TASK BRIEF.
Which lines below hold the word "data"? Report each one.
**** SUPPLIED INFORMATION ****
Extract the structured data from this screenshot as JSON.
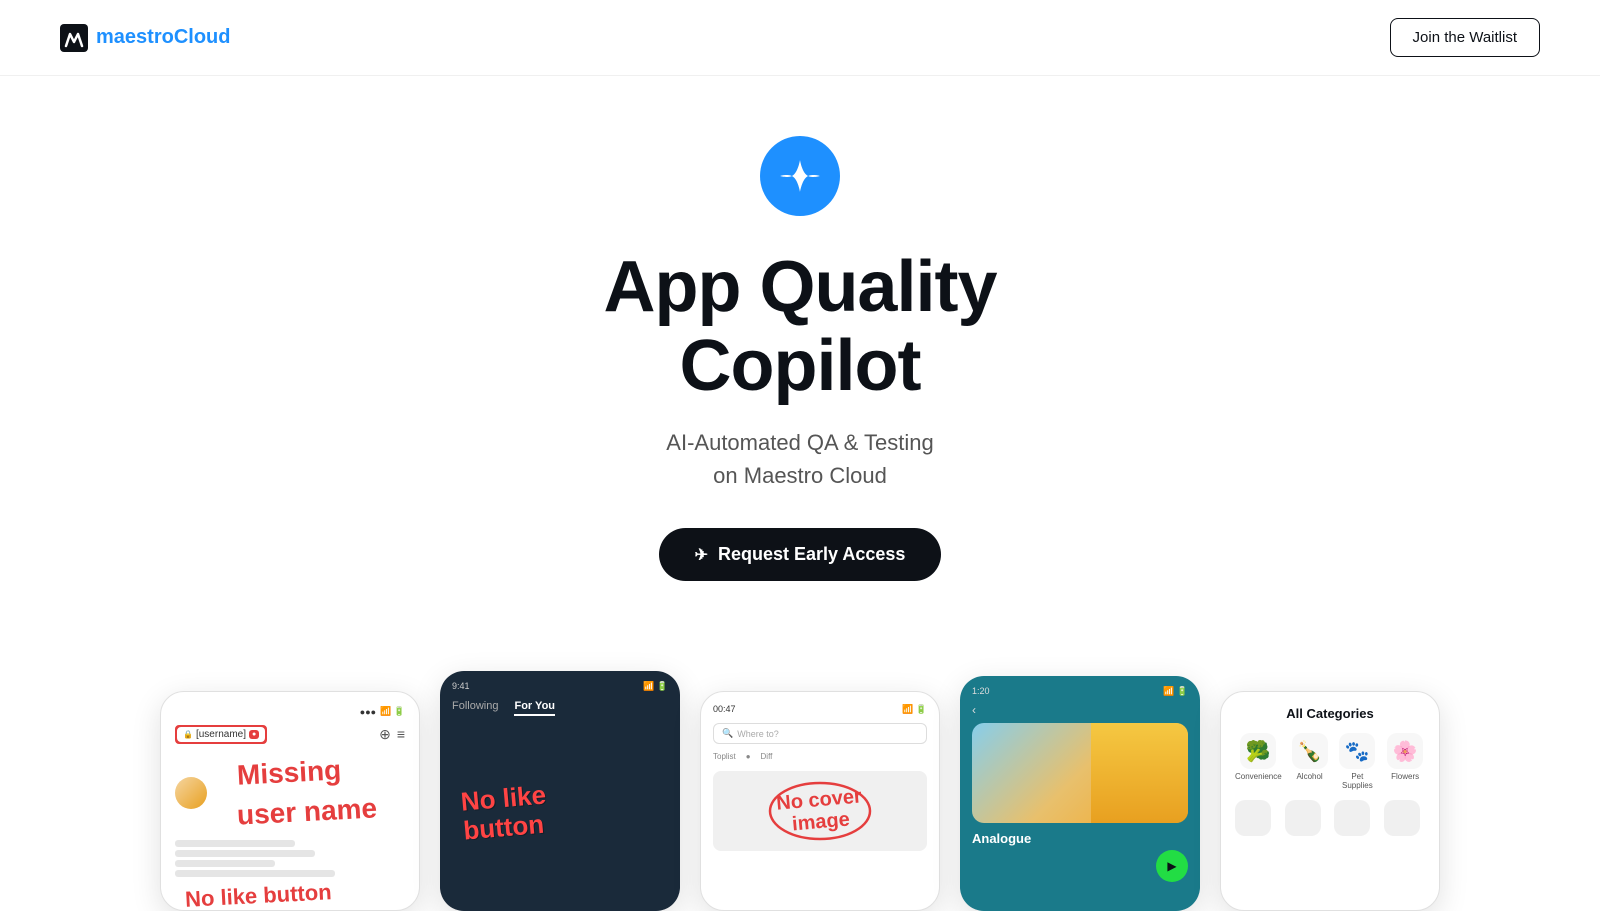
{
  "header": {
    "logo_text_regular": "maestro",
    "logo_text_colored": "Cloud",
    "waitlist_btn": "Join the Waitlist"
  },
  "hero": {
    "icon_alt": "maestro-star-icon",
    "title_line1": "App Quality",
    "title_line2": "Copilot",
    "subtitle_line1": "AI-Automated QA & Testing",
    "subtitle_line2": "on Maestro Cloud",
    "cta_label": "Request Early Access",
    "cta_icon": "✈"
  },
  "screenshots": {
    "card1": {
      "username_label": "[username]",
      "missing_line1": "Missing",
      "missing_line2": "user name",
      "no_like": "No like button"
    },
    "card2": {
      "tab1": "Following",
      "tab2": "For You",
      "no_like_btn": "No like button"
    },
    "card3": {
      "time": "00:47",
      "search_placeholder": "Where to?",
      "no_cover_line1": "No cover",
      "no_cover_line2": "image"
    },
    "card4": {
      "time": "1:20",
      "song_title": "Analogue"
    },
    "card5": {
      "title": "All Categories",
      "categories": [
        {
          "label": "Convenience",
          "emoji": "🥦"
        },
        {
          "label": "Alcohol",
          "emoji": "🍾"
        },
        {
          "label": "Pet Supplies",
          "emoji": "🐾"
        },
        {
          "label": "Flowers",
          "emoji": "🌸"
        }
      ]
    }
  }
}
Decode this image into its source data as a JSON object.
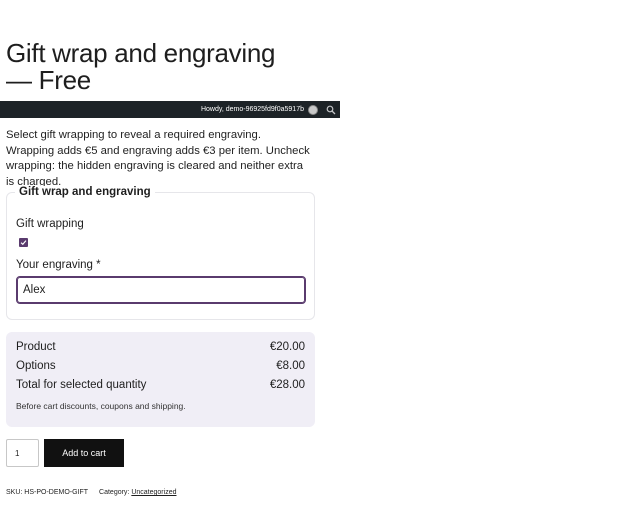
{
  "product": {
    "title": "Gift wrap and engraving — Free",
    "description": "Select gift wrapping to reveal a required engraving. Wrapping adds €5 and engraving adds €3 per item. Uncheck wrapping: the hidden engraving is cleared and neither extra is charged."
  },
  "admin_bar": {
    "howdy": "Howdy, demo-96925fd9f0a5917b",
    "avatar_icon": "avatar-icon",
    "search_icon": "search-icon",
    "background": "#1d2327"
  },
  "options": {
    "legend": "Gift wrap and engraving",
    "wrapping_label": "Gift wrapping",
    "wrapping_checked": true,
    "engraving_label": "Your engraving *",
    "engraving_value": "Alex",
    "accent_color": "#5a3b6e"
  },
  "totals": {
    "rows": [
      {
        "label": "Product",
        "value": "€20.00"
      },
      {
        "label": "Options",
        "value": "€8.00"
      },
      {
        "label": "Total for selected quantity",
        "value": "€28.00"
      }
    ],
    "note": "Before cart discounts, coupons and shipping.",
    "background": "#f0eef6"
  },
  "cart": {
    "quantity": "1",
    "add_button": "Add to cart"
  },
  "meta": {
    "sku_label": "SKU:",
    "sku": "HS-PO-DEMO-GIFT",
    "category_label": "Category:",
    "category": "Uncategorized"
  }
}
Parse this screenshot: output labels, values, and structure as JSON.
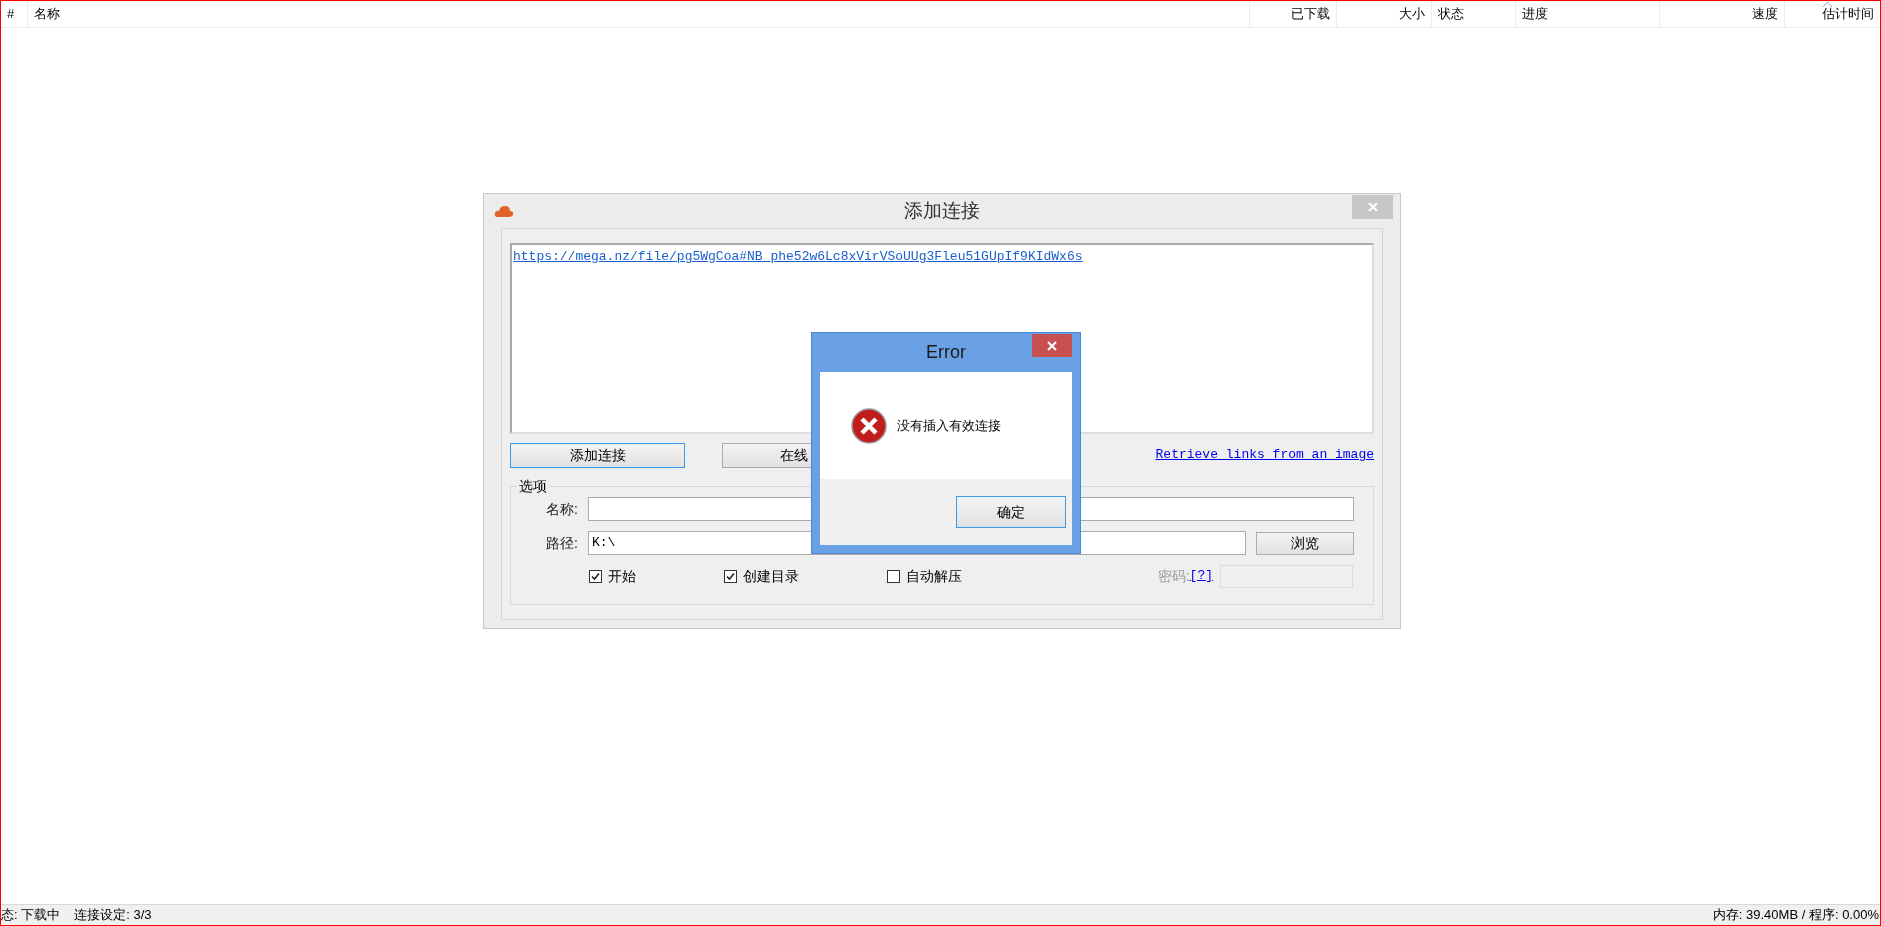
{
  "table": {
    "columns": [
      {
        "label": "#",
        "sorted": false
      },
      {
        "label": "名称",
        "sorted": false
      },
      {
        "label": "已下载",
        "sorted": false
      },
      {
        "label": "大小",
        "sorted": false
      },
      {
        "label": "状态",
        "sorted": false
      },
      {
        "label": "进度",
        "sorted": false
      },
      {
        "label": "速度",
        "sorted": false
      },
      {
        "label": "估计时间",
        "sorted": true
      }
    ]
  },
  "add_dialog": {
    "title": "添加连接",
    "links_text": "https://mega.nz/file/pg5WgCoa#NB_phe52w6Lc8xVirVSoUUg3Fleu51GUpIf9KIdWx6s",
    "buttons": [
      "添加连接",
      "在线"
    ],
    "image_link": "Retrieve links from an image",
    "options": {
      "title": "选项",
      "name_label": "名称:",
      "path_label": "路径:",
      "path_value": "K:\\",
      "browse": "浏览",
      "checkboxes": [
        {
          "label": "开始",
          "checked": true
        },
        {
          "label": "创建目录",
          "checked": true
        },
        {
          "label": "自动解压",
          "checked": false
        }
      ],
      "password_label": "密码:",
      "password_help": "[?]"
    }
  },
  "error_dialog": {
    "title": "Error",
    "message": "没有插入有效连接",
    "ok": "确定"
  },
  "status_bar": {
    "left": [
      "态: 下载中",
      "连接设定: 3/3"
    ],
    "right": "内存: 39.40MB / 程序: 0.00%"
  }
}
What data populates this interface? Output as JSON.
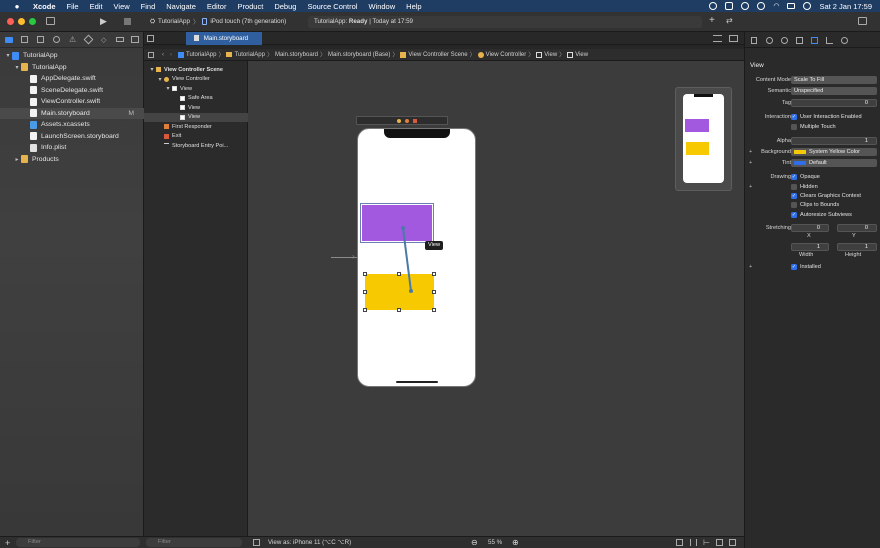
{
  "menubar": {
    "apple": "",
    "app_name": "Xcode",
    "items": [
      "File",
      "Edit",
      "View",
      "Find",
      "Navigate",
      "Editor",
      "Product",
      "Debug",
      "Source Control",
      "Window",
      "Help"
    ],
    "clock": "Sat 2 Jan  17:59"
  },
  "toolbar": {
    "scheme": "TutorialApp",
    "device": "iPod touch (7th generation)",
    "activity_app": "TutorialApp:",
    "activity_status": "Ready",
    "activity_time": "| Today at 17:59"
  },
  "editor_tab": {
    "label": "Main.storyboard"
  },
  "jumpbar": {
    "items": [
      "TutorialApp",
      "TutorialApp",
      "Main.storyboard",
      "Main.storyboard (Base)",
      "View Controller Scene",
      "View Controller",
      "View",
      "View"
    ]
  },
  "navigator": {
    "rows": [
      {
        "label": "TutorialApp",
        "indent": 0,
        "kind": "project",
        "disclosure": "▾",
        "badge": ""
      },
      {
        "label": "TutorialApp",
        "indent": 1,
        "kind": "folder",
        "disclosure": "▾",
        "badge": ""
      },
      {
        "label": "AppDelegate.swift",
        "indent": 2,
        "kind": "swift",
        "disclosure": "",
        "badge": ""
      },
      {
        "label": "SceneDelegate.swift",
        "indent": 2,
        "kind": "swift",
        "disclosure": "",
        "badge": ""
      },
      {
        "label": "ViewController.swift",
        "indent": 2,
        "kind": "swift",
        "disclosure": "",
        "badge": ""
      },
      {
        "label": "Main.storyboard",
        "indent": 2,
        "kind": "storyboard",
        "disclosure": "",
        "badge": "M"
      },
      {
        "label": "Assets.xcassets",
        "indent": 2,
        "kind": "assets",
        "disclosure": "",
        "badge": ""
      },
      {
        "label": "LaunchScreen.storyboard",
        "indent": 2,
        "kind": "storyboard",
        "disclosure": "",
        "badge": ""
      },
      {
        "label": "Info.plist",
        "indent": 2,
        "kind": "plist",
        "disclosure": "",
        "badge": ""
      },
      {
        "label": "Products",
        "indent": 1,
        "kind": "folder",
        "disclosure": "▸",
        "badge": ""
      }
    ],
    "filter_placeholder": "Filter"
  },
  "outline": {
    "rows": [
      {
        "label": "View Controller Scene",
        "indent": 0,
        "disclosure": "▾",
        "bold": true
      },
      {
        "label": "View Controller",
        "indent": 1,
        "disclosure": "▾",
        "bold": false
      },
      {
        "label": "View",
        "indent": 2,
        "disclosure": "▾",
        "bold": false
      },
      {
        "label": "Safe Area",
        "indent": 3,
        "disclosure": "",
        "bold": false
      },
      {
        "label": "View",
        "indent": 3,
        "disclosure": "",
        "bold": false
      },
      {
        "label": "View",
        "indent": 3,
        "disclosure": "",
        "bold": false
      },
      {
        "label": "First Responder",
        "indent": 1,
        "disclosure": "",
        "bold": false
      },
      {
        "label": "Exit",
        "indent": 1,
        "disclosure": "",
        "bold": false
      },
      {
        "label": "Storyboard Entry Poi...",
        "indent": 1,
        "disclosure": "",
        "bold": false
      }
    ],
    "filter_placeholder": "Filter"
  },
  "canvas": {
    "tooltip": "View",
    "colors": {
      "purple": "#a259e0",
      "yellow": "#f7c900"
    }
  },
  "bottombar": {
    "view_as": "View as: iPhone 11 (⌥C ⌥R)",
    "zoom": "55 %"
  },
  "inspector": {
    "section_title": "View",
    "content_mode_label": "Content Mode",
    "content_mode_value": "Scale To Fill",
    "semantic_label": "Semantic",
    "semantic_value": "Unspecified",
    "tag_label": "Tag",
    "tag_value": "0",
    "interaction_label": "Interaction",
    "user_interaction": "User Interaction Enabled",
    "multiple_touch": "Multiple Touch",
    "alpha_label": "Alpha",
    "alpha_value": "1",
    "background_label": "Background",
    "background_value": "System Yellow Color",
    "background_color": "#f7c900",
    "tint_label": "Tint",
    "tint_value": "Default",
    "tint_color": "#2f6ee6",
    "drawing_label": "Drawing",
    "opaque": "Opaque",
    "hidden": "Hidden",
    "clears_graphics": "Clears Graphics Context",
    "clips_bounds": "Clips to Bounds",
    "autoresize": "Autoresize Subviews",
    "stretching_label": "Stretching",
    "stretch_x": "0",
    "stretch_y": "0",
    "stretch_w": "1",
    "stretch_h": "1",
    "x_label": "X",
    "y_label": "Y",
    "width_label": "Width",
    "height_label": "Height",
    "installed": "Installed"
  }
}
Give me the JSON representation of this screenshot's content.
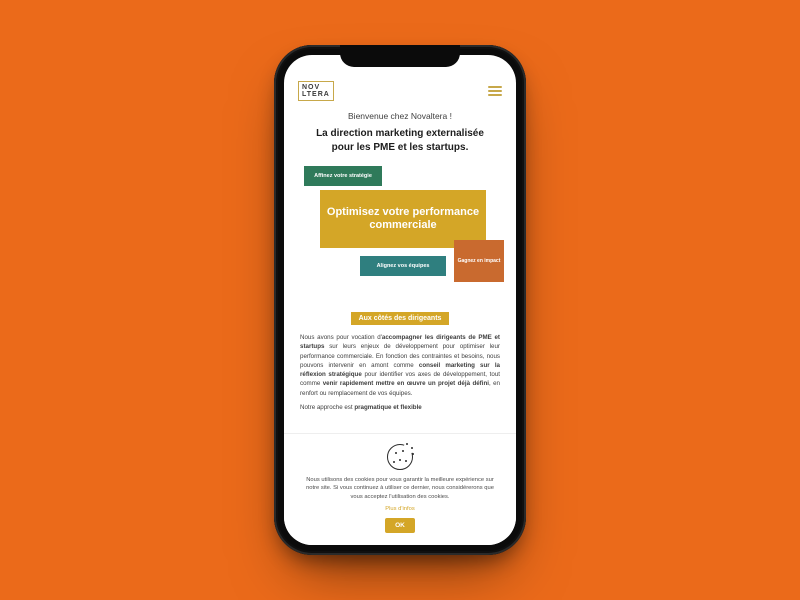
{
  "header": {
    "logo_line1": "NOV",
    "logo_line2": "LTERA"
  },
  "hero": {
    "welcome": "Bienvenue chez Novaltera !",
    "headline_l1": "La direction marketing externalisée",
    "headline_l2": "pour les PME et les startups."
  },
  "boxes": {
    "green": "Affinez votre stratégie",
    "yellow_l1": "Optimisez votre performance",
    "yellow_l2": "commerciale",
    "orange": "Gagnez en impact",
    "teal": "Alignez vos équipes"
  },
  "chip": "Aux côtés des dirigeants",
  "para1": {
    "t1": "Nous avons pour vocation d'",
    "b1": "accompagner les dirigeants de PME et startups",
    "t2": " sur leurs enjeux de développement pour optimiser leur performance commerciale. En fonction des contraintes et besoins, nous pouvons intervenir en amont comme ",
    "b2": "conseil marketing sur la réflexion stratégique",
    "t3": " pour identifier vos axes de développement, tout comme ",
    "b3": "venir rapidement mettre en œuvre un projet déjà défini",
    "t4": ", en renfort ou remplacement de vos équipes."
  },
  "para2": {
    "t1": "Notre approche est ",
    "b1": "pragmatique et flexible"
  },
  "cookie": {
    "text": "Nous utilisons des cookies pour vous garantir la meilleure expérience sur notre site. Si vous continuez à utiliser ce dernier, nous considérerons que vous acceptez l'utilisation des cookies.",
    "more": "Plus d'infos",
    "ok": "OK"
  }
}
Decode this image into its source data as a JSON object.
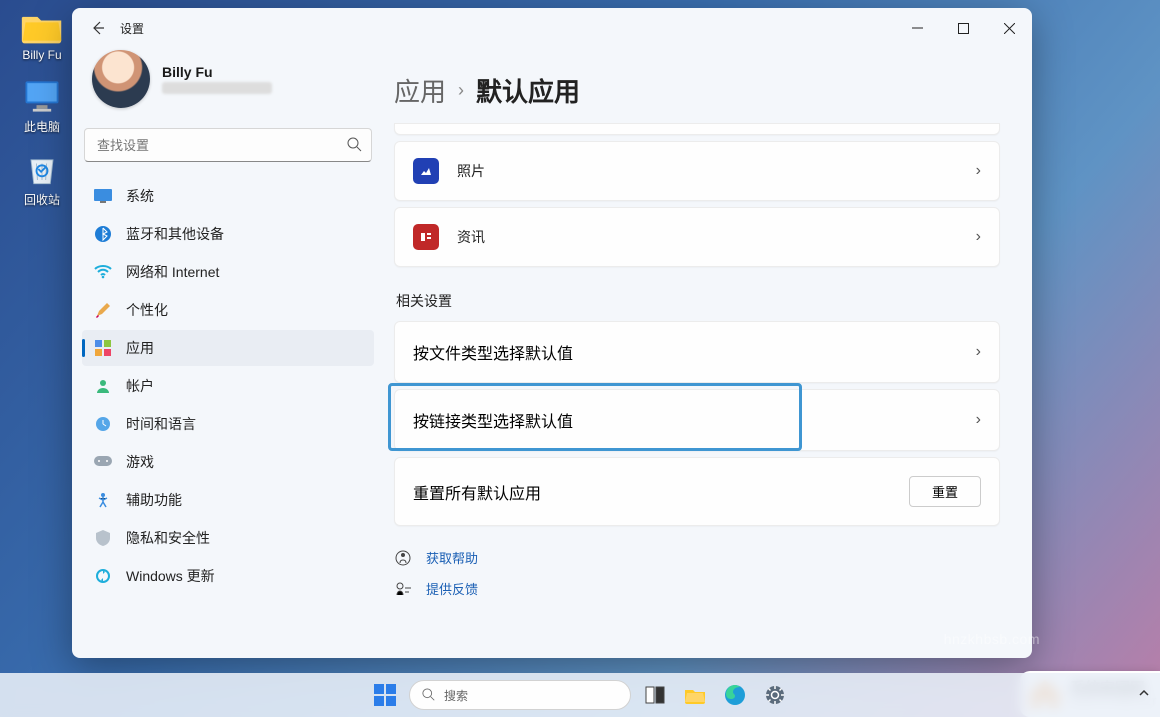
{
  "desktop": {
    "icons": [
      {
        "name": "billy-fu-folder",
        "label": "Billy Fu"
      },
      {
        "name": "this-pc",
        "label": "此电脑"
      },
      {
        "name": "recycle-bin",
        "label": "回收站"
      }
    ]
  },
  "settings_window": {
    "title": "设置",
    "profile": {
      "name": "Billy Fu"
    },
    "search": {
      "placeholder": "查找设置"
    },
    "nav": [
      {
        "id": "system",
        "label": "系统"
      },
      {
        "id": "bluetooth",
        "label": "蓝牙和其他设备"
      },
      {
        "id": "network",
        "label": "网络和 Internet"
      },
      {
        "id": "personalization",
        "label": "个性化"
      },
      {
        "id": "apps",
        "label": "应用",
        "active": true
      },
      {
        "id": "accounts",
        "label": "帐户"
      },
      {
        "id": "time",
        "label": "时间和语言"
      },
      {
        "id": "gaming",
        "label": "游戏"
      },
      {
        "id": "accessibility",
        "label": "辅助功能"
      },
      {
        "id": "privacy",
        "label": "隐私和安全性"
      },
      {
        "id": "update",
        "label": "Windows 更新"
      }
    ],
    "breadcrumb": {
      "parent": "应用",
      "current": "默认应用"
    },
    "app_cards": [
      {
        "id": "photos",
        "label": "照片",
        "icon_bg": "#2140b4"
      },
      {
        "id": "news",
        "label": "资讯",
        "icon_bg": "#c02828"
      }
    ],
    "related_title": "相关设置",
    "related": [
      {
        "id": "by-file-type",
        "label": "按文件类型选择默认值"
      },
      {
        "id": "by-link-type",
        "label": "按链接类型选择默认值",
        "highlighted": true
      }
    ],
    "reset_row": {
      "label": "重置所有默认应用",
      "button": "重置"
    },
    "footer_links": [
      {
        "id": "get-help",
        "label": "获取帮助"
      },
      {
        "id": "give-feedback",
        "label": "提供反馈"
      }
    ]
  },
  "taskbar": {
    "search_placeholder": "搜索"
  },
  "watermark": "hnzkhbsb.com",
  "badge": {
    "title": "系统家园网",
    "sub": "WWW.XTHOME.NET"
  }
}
****
EXERCISE RESPONSE.
Extract the structured data from this screenshot as JSON.
Decode this image into its source data as a JSON object.
What data populates this interface? Output as JSON.
Decode this image into its source data as a JSON object.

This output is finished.